» **ТЕКСТ ДЛЯ ЧТЕНИЯ**
Русские Вопросы 1997-2005 (Программа радио Свобода) — страница 133 из 341

Смерть - знак равенства - я минус любовь.

Я - знак равенства - смерть плюс любовь.

Любовь - знак равенства - я минус смерть.

Марья Петровна, правильно?

Можно стереть?

Дело, конечно, не в формулах, не в математике - а в установке Веры Павловой на краткость, почти на немоту. (Вот тут слышится и Ахматова.) У нее нет длинных текстов. Понятно, что и в текстах нет лишних слов. Более того, подчас сокращаются даже слова - просто недописываются. И вот как это реализуется на теме, нам уже известной:

В дневнике литературу мы сокращали лит-ра,

и нам не приходила в голову рифма пол-литра.

А математику мы сокращали мат-ка:

матка и матка, не сладко, не гадко - гладко.

И не знали мальчики, выводившие лит-ра,

который из них загнется от лишнего литра.

И не знали девочки, выводившие мат-ка,

которой из них будет пропорота матка.

Тот же прием в стихах о смерти - еще одной привлекающей ее теме:

...с омонимом косы на худеньком плече...

Посмотрит на часы, заговорит по че-

ловечески, но с акцентом прибалти...

Посмотрит на часы и скажет -

Без пяти.

Это именно установка, осознанный прием: "Прижмись плотнее, горячей дыши в затылок безучастный зде лежащей". Невозможно объяснить, но нельзя не слышать, что здесь "зде" лучше, чем "здесь".

» **СОБРАННЫЕ МАТЕРИАЛЫ**
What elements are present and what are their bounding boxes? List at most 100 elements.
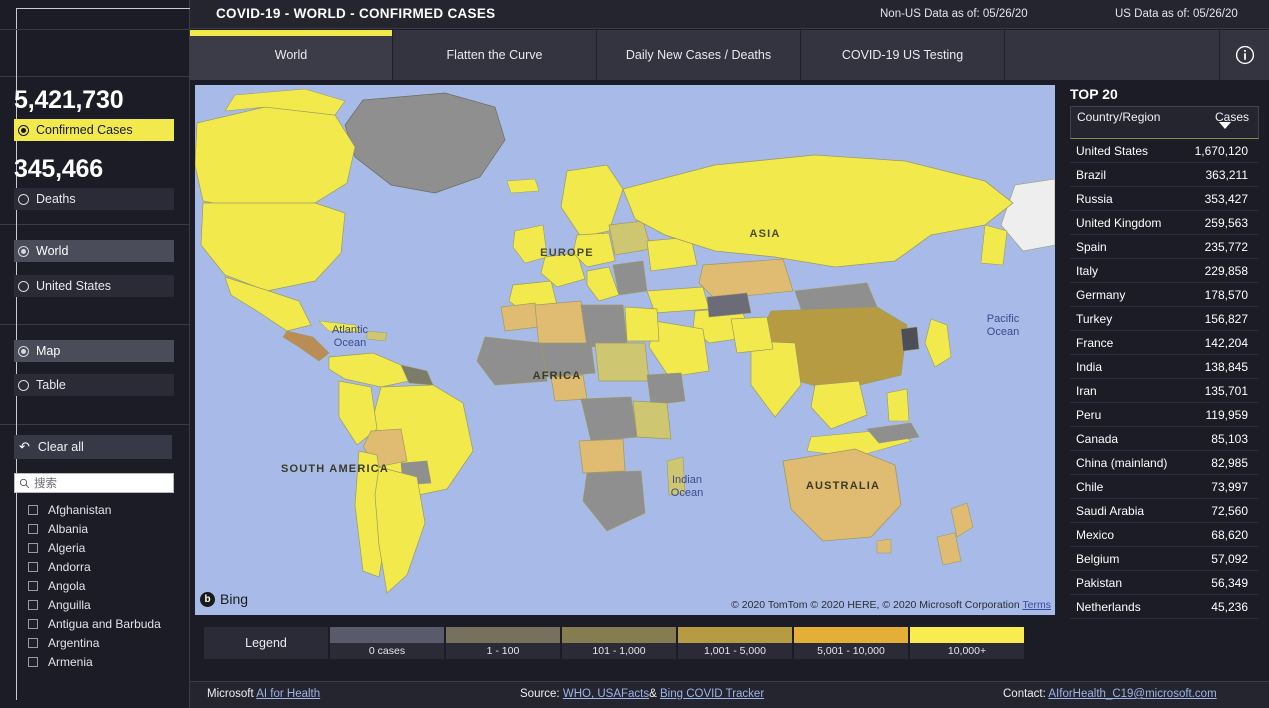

» **ЧТО СДЕЛАТЬ**
**a)** Перепишите из текста о стихах Веры Павловой всё, начиная со слов «Русские Вопросы 1997-2005» и вплоть до слов «Можно стереть?».
**b)** Какую форму слова текст о стихах Веры Павловой называет лучшей, чем «здесь»?
Материалы стоят особняком и к тексту не относятся.

» **ОТВЕТЫ**
**a)**
Русские Вопросы 1997-2005 (Программа радио Свобода) — страница 133 из 341

Смерть - знак равенства - я минус любовь.

Я - знак равенства - смерть плюс любовь.

Любовь - знак равенства - я минус смерть.

Марья Петровна, правильно?

Можно стереть?

**b)** Форму «зде».